**TASK DIRECTIONS**
Hunt for the word "della" across the entries below, copying each line that holds it.

(Data entries)
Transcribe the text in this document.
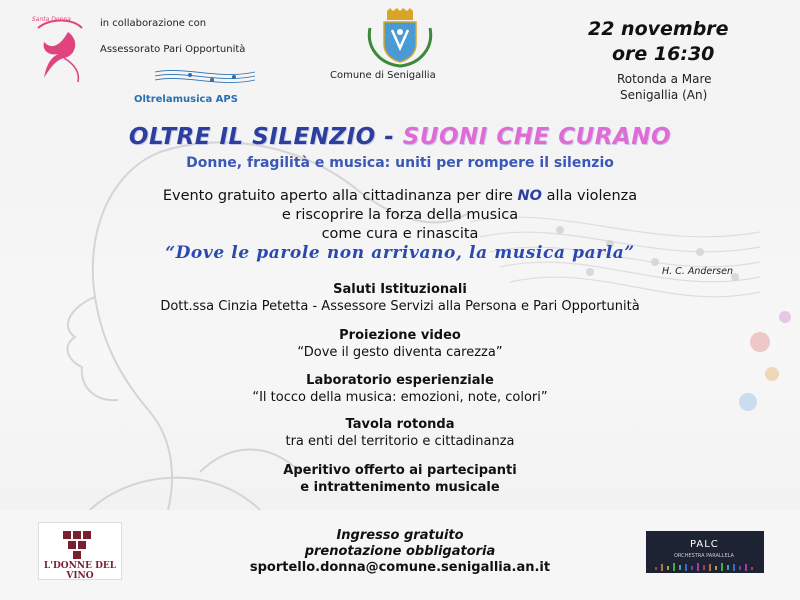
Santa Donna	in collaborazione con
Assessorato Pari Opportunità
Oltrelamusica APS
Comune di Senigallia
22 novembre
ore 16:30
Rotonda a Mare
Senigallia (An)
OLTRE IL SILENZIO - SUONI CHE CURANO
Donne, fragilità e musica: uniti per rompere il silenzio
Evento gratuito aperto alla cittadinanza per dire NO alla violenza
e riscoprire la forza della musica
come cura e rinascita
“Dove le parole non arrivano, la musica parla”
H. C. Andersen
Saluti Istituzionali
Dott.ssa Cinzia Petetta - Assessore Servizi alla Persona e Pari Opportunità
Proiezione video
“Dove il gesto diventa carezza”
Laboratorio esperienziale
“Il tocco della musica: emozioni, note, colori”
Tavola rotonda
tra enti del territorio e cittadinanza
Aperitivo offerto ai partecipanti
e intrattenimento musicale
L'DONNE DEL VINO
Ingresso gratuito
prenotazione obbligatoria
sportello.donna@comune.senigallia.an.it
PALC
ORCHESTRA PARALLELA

...

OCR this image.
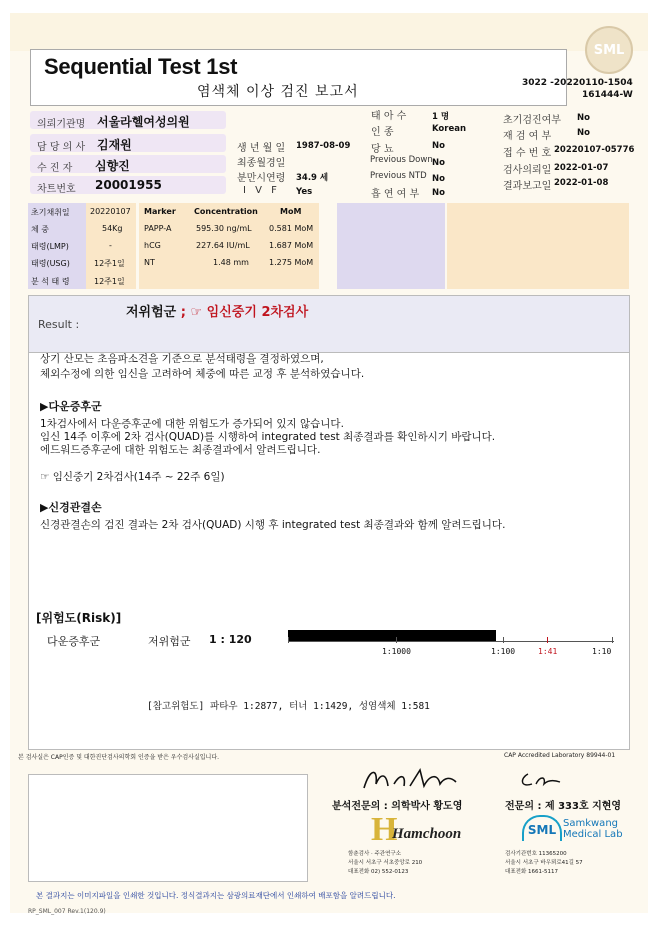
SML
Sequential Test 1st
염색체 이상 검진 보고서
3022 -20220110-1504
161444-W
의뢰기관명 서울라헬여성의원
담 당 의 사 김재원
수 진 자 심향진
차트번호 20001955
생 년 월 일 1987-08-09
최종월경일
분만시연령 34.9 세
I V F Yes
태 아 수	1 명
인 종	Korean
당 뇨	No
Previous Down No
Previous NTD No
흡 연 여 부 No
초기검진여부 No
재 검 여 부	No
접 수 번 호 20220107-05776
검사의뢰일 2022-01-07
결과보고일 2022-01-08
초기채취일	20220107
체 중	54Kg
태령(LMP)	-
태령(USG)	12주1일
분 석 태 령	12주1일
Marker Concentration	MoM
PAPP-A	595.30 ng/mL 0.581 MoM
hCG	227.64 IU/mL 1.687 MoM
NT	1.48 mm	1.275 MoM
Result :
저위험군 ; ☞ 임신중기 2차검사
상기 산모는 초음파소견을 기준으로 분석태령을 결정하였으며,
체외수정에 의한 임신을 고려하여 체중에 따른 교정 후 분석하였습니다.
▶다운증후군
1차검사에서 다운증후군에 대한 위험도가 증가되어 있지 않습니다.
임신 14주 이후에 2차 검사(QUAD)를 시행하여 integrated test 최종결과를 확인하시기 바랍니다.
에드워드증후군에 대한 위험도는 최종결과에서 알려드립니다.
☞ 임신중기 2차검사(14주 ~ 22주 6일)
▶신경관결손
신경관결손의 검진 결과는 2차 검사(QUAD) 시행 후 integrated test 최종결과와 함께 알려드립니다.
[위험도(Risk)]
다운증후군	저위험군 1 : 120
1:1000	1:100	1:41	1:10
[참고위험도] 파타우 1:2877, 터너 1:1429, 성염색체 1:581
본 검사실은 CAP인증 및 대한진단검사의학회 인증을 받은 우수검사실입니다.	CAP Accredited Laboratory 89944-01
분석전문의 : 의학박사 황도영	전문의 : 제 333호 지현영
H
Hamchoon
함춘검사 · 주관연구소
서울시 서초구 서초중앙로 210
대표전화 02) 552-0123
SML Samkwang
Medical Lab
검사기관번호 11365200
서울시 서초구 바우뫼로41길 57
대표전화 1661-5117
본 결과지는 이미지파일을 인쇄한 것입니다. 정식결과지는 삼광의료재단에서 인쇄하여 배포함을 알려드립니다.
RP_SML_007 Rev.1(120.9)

**CORRECT OUTPUT**
e riscoprire la forza della musica
“Il tocco della musica: emozioni, note, colori”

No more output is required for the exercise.